Rows from a figure dataset:
>> START
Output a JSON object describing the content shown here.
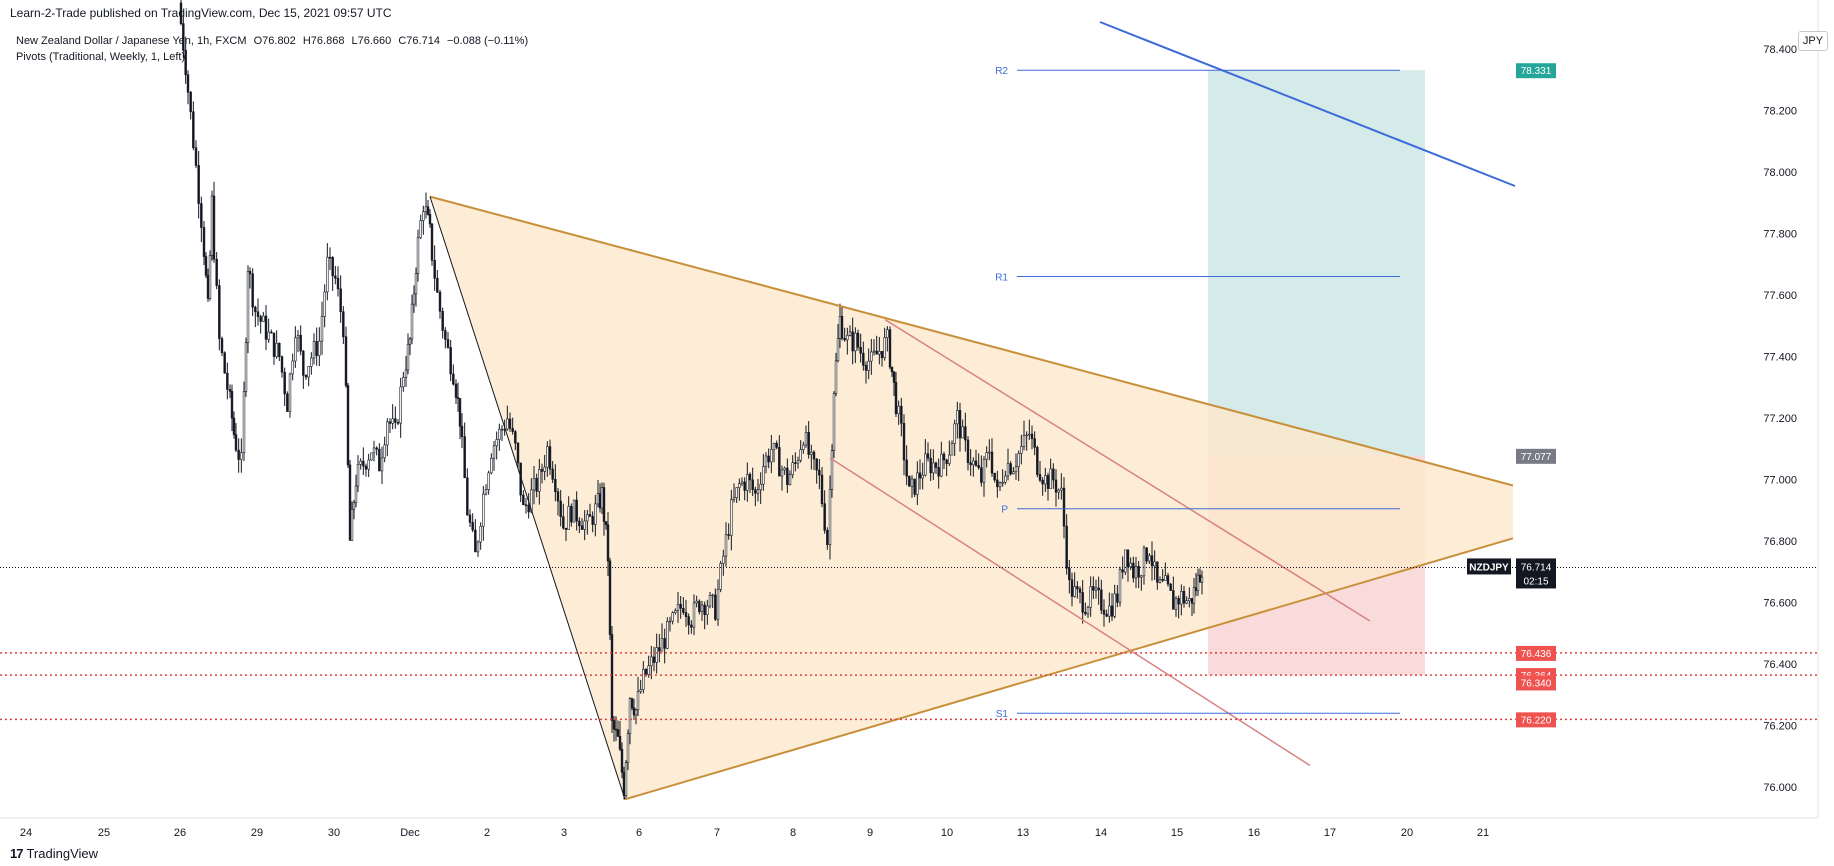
{
  "header": {
    "published": "Learn-2-Trade published on TradingView.com, Dec 15, 2021 09:57 UTC"
  },
  "legend": {
    "symbol": "New Zealand Dollar / Japanese Yen, 1h, FXCM",
    "open": "O76.802",
    "high": "H76.868",
    "low": "L76.660",
    "close": "C76.714",
    "change": "−0.088 (−0.11%)",
    "indicator": "Pivots (Traditional, Weekly, 1, Left)"
  },
  "currency": "JPY",
  "footer": {
    "brand": "TradingView",
    "logo": "17"
  },
  "chart_data": {
    "type": "candlestick",
    "y_axis": {
      "ticks": [
        76.0,
        76.2,
        76.4,
        76.6,
        76.8,
        77.0,
        77.2,
        77.4,
        77.6,
        77.8,
        78.0,
        78.2,
        78.4
      ],
      "tick_labels": [
        "76.000",
        "76.200",
        "76.400",
        "76.600",
        "76.800",
        "77.000",
        "77.200",
        "77.400",
        "77.600",
        "77.800",
        "78.000",
        "78.200",
        "78.400"
      ],
      "range": [
        75.91,
        78.55
      ]
    },
    "x_axis": {
      "labels": [
        "24",
        "25",
        "26",
        "29",
        "30",
        "Dec",
        "2",
        "3",
        "6",
        "7",
        "8",
        "9",
        "10",
        "13",
        "14",
        "15",
        "16",
        "17",
        "20",
        "21"
      ]
    },
    "price_labels": [
      {
        "text": "78.331",
        "value": 78.331,
        "color": "#26a69a"
      },
      {
        "text": "77.077",
        "value": 77.077,
        "color": "#787b86"
      },
      {
        "text": "76.714",
        "value": 76.714,
        "color": "#131722",
        "tag": "NZDJPY",
        "countdown": "02:15"
      },
      {
        "text": "76.436",
        "value": 76.436,
        "color": "#ef5350"
      },
      {
        "text": "76.364",
        "value": 76.364,
        "color": "#ef5350"
      },
      {
        "text": "76.340",
        "value": 76.34,
        "color": "#ef5350"
      },
      {
        "text": "76.220",
        "value": 76.22,
        "color": "#ef5350"
      }
    ],
    "pivots": [
      {
        "label": "R2",
        "value": 78.331
      },
      {
        "label": "R1",
        "value": 77.66
      },
      {
        "label": "P",
        "value": 76.905
      },
      {
        "label": "S1",
        "value": 76.24
      }
    ],
    "horizontal_levels": [
      76.436,
      76.364,
      76.22
    ],
    "last_price": 76.714,
    "position": {
      "entry": 77.077,
      "target": 78.331,
      "stop": 76.364
    },
    "key_points": [
      {
        "x": "Dec 1",
        "value": 77.92
      },
      {
        "x": "Dec 6",
        "value": 75.96
      },
      {
        "x": "Dec 8",
        "value": 77.56
      }
    ],
    "colors": {
      "up": "#131722",
      "down": "#131722",
      "triangle_fill": "#fde9cc",
      "triangle_line": "#c8903a",
      "channel": "#d98080",
      "trend_blue": "#3d6bd9",
      "pivot": "#3d6bd9",
      "target_fill": "#cce8e5",
      "stop_fill": "#f9d5d5"
    }
  }
}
>> END
Above are several records. Count the lines among them that contain "text" and give only the total.

7